- [Tasks to carry out]
• A. List every accessory brand named in the reply from neuroanatomist in the forum thread on camera accessories.
• B. Transcribe the passage of the camera accessories thread between "## justboughtacanon (May" and "neuroanatomist (May 11, 2011)", inclusive.
• C. Go on with the camera accessories thread from its last post.

# A newbie who needs help on finding accessories.



## justboughtacanon (May 11, 2011)

Hey guys, I just bought a brand new Canon PowerShot SX130 IS and I really like it. I've been doing a lot of research on some accessories but you guys would probably know more than me on what is best. I was wondering if you could recommend accessories for me. 

I'm looking for a case, neck strap, and a tripod.

Any help would be greatly appreciated. Thank you.


----------



## neuroanatomist (May 11, 2011)

justboughtacanon said:


> I'm looking for a case, neck strap, and a tripod.



Personally, I like Lowepro cases (I'd guess something like the Apex 60 AW). I use Blackrapid straps and Manfrotto supports, but those may be overkill for a light point-and-shoot. For a small, flexible support you might look at a Joby Gorillapod.


----------



## Admin US West (May 11, 2011)

I'd go to your local best buy, walmart, or camera store and find a case you'd like. Not many use a neck strap on a point and shoot, perhaps there is someone with experience?

Data listing:
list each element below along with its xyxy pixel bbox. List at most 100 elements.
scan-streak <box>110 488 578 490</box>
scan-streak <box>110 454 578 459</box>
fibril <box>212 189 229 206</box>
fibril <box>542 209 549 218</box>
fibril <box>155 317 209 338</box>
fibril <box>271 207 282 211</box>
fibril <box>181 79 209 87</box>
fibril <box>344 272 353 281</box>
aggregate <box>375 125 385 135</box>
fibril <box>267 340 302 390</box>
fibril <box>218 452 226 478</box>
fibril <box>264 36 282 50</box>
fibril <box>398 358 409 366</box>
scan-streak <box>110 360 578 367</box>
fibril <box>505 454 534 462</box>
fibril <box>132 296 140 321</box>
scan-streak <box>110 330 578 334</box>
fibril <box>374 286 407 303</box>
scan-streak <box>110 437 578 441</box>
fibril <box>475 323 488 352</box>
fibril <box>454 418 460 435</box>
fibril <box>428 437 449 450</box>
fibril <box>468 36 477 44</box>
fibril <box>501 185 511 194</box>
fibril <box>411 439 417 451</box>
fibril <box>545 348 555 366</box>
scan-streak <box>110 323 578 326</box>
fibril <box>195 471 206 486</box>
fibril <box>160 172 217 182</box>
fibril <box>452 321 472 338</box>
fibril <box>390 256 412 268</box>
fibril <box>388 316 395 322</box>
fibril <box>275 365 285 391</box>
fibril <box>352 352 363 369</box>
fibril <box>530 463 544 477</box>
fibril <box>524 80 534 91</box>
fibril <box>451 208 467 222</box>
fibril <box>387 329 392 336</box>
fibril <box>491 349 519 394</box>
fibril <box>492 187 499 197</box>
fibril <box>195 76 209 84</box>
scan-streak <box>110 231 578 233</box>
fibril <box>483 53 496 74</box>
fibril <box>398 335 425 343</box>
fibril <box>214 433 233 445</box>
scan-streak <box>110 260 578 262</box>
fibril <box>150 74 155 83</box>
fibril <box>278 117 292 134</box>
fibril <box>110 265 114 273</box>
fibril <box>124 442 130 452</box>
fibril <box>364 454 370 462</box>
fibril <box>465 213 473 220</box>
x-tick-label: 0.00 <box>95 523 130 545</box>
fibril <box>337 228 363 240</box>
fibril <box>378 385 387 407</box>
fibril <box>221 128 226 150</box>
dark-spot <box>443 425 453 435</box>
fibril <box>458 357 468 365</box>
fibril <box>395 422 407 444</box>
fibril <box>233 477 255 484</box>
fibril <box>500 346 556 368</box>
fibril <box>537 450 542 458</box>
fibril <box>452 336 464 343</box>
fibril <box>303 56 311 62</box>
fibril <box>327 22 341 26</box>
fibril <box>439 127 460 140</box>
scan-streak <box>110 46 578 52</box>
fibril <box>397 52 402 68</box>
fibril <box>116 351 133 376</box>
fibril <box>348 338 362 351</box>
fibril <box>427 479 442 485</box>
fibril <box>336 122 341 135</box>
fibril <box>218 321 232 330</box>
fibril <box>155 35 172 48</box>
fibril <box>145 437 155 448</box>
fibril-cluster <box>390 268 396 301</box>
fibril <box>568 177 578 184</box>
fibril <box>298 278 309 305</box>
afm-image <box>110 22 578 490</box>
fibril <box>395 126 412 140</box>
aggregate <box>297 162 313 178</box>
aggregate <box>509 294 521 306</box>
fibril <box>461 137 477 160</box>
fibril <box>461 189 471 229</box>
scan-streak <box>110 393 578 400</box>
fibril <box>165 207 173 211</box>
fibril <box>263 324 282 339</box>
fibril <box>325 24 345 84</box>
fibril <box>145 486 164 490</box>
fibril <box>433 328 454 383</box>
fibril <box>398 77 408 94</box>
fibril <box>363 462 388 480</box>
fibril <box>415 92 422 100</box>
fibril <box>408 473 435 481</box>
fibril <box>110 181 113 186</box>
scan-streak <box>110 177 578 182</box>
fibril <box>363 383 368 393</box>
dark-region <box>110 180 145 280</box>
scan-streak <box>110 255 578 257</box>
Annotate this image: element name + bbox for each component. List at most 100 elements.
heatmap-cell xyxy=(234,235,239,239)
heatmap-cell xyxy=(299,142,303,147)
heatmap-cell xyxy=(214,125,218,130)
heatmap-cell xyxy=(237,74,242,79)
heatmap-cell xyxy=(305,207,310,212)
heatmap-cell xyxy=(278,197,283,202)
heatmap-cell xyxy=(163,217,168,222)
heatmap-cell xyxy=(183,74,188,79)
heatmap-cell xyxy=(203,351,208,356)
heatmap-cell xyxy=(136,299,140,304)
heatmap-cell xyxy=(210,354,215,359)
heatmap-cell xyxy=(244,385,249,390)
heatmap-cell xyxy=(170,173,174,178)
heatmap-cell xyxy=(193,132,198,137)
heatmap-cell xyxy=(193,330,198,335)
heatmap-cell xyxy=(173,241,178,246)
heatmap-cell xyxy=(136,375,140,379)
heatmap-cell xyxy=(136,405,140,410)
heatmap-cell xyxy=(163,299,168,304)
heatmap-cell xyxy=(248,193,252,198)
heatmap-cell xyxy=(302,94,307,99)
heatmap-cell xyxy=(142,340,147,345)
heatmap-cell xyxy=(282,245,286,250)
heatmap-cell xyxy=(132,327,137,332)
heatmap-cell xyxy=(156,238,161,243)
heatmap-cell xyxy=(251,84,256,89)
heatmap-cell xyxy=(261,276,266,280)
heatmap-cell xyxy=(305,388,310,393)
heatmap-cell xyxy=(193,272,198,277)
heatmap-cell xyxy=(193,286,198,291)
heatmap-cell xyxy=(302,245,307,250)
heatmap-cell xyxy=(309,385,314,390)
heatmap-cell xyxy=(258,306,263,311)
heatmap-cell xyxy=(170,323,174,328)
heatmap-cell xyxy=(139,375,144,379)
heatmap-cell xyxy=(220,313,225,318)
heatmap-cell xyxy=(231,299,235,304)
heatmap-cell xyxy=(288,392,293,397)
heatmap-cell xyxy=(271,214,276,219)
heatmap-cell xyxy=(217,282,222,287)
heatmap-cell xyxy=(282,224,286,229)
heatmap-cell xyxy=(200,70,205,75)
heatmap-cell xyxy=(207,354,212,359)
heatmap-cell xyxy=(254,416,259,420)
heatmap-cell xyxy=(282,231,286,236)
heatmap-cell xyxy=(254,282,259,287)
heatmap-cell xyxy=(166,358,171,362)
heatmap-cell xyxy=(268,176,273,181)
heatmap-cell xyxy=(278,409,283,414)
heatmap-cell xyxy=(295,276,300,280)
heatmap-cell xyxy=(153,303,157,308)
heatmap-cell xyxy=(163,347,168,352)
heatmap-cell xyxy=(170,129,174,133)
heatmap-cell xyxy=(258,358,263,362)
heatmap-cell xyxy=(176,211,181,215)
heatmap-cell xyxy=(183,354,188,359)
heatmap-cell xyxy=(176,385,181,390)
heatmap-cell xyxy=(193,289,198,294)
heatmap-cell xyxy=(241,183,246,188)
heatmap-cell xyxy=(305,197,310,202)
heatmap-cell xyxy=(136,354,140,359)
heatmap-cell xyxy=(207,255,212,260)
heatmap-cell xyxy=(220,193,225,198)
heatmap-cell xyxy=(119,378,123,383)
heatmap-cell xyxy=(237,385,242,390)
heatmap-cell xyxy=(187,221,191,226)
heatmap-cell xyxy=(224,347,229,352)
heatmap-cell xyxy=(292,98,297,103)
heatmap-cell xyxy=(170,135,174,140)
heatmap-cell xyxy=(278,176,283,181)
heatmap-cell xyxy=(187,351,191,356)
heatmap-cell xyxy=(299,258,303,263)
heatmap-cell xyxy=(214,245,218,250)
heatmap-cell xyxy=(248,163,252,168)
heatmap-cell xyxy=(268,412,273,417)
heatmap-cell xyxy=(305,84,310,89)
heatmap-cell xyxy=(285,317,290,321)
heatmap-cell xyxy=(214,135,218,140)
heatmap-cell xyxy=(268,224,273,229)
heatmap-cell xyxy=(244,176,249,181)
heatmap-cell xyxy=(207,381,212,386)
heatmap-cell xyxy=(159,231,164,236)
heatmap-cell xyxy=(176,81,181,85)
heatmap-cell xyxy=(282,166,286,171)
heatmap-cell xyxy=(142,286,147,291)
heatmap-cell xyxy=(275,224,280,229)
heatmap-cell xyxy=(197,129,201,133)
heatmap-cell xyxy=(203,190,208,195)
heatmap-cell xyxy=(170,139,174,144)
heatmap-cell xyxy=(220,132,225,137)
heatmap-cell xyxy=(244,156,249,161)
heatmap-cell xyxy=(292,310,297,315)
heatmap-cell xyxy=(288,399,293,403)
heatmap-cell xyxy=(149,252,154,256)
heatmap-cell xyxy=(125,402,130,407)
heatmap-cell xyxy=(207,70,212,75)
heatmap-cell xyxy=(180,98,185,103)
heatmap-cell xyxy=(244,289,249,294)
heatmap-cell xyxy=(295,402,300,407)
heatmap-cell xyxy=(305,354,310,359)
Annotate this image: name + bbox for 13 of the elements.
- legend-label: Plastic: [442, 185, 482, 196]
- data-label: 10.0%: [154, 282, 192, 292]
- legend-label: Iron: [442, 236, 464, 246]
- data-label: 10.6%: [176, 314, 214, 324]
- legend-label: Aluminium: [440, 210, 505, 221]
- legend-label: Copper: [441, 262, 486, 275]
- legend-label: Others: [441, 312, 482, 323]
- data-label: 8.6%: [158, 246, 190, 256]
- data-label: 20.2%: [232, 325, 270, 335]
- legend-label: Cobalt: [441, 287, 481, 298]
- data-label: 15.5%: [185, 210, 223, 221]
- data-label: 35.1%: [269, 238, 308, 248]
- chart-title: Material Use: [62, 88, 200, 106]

- [Task results]
• A. Lowepro, Blackrapid, Manfrotto, Joby

• B.
## justboughtacanon (May 11, 2011)

Hey guys, I just bought a brand new Canon PowerShot SX130 IS and I really like it. I've been doing a lot of research on some accessories but you guys would probably know more than me on what is best. I was wondering if you could recommend accessories for me. 

I'm looking for a case, neck strap, and a tripod.

Any help would be greatly appreciated. Thank you.


----------



## neuroanatomist (May 11, 2011)

• C.
As for a tripod, the camera is quite small and light, so you do not need a heavyduty pro model that runs several hundred and up. You do want stability, and one tall enough to use without cranking up a center column. Cranking up the center column can introduce a lot of movement.

I'd suggest inexpensive tripod with a underhook to hang a weight on. Depending on your height, one like this might be tall enough without raising the center column. The weight will help hold it still, and to keep it from blowing over in a wind.

You can spend almost any amount on a tripod, so it depends on how high you want to go.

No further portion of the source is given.